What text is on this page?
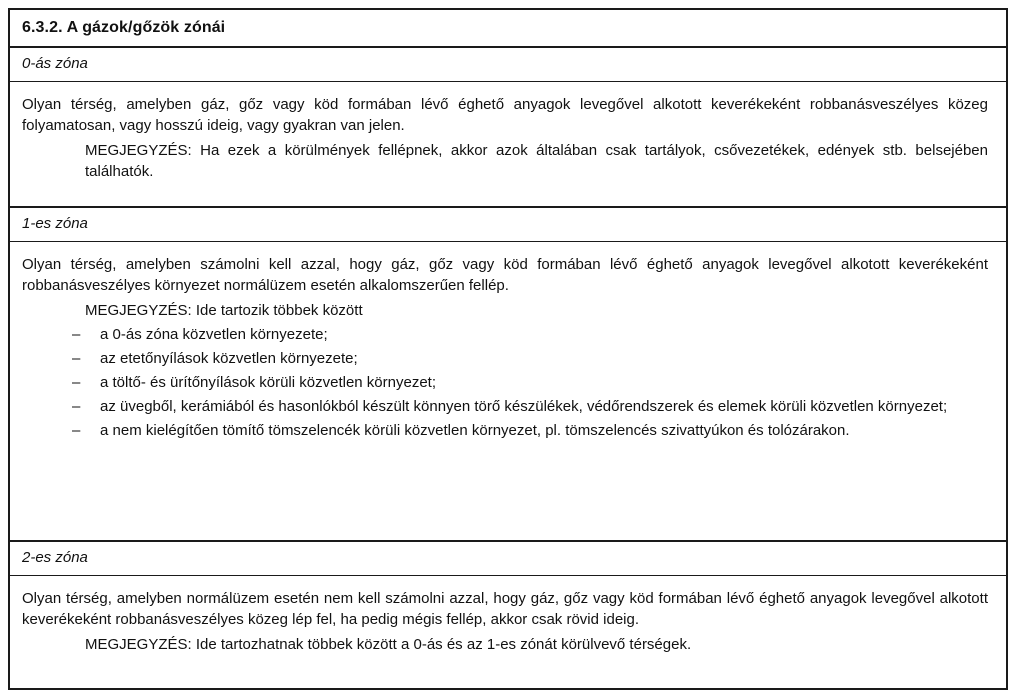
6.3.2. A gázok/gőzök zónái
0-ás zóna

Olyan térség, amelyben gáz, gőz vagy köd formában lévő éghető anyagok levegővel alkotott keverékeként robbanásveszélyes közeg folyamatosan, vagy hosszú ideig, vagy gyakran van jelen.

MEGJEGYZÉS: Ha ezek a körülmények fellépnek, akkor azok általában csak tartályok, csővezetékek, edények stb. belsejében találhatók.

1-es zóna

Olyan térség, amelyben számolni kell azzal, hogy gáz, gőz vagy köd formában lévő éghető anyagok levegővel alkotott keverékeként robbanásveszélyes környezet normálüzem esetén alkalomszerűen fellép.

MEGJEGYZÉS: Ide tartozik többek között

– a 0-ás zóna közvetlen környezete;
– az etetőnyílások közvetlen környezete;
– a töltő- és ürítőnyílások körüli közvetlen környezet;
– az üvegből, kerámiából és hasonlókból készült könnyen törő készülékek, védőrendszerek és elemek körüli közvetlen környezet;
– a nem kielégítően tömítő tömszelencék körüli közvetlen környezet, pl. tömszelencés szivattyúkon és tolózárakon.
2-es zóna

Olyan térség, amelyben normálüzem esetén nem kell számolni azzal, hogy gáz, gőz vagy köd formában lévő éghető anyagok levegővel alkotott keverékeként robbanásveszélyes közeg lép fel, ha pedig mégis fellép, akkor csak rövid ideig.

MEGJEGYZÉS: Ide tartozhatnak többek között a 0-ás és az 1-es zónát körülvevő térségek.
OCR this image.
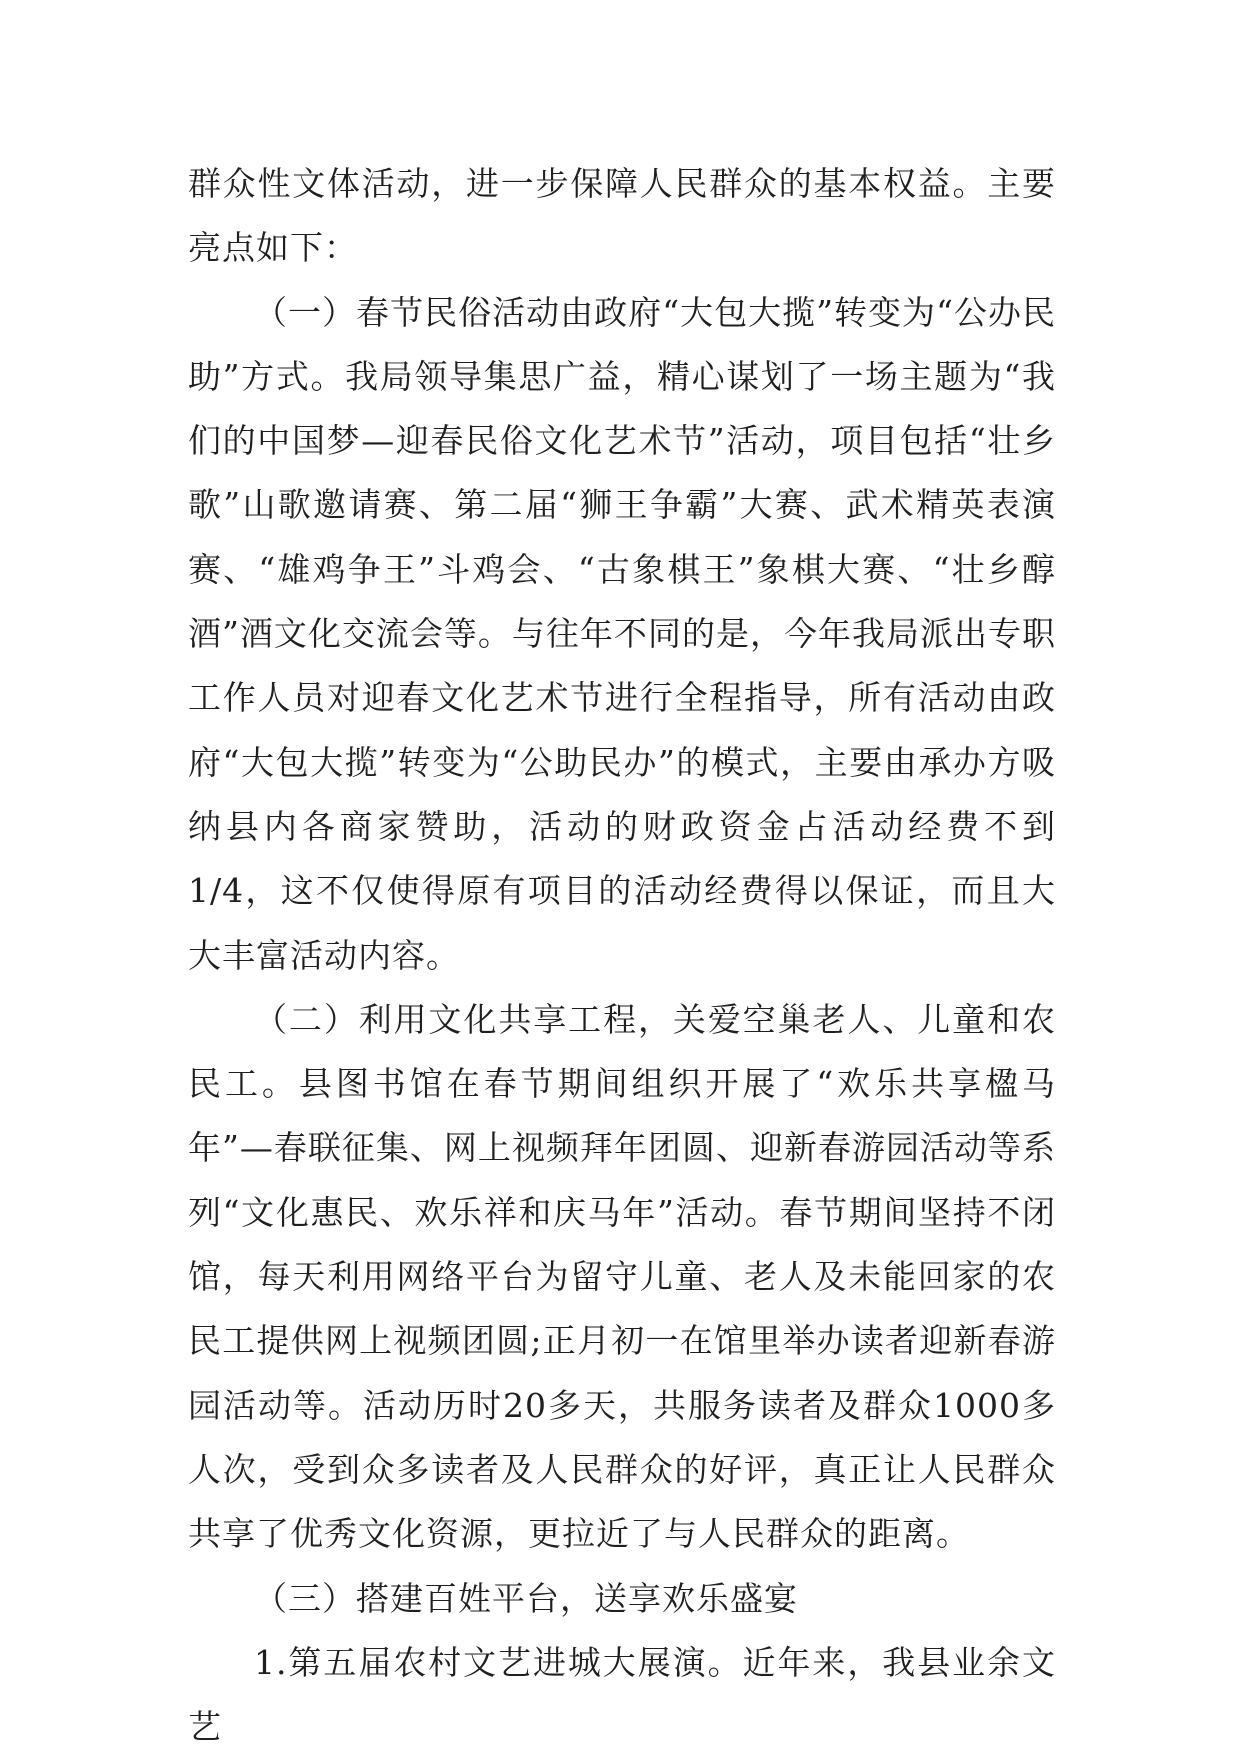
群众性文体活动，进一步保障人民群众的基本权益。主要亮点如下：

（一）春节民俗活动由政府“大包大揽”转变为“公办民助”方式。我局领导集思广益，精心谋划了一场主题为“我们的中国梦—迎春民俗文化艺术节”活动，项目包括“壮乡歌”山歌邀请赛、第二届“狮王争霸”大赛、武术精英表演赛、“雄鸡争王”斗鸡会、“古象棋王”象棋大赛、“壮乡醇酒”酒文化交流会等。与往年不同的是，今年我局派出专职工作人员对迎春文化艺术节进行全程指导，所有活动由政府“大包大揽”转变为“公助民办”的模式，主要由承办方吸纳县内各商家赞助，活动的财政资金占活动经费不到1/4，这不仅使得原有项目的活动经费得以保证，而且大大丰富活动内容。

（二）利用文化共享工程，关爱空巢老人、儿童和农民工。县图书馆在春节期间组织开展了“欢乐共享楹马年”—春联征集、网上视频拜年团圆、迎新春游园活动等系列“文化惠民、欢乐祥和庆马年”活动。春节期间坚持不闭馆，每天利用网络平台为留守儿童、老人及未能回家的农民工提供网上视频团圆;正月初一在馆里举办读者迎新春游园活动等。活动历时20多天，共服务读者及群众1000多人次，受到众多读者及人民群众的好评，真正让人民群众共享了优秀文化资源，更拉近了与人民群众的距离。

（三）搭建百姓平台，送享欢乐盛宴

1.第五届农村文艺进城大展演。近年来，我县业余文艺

Aim – Quote the entries above word for word. Leave the images out.

Output for this task –
What text is on this page?
6.3.2. A gázok/gőzök zónái
0-ás zóna

Olyan térség, amelyben gáz, gőz vagy köd formában lévő éghető anyagok levegővel alkotott keverékeként robbanásveszélyes közeg folyamatosan, vagy hosszú ideig, vagy gyakran van jelen.

MEGJEGYZÉS: Ha ezek a körülmények fellépnek, akkor azok általában csak tartályok, csővezetékek, edények stb. belsejében találhatók.

1-es zóna

Olyan térség, amelyben számolni kell azzal, hogy gáz, gőz vagy köd formában lévő éghető anyagok levegővel alkotott keverékeként robbanásveszélyes környezet normálüzem esetén alkalomszerűen fellép.

MEGJEGYZÉS: Ide tartozik többek között

– a 0-ás zóna közvetlen környezete;
– az etetőnyílások közvetlen környezete;
– a töltő- és ürítőnyílások körüli közvetlen környezet;
– az üvegből, kerámiából és hasonlókból készült könnyen törő készülékek, védőrendszerek és elemek körüli közvetlen környezet;
– a nem kielégítően tömítő tömszelencék körüli közvetlen környezet, pl. tömszelencés szivattyúkon és tolózárakon.
2-es zóna

Olyan térség, amelyben normálüzem esetén nem kell számolni azzal, hogy gáz, gőz vagy köd formában lévő éghető anyagok levegővel alkotott keverékeként robbanásveszélyes közeg lép fel, ha pedig mégis fellép, akkor csak rövid ideig.

MEGJEGYZÉS: Ide tartozhatnak többek között a 0-ás és az 1-es zónát körülvevő térségek.
OCR this image.
群众性文体活动，进一步保障人民群众的基本权益。主要亮点如下：

（一）春节民俗活动由政府“大包大揽”转变为“公办民助”方式。我局领导集思广益，精心谋划了一场主题为“我们的中国梦—迎春民俗文化艺术节”活动，项目包括“壮乡歌”山歌邀请赛、第二届“狮王争霸”大赛、武术精英表演赛、“雄鸡争王”斗鸡会、“古象棋王”象棋大赛、“壮乡醇酒”酒文化交流会等。与往年不同的是，今年我局派出专职工作人员对迎春文化艺术节进行全程指导，所有活动由政府“大包大揽”转变为“公助民办”的模式，主要由承办方吸纳县内各商家赞助，活动的财政资金占活动经费不到1/4，这不仅使得原有项目的活动经费得以保证，而且大大丰富活动内容。

（二）利用文化共享工程，关爱空巢老人、儿童和农民工。县图书馆在春节期间组织开展了“欢乐共享楹马年”—春联征集、网上视频拜年团圆、迎新春游园活动等系列“文化惠民、欢乐祥和庆马年”活动。春节期间坚持不闭馆，每天利用网络平台为留守儿童、老人及未能回家的农民工提供网上视频团圆;正月初一在馆里举办读者迎新春游园活动等。活动历时20多天，共服务读者及群众1000多人次，受到众多读者及人民群众的好评，真正让人民群众共享了优秀文化资源，更拉近了与人民群众的距离。

（三）搭建百姓平台，送享欢乐盛宴

1.第五届农村文艺进城大展演。近年来，我县业余文艺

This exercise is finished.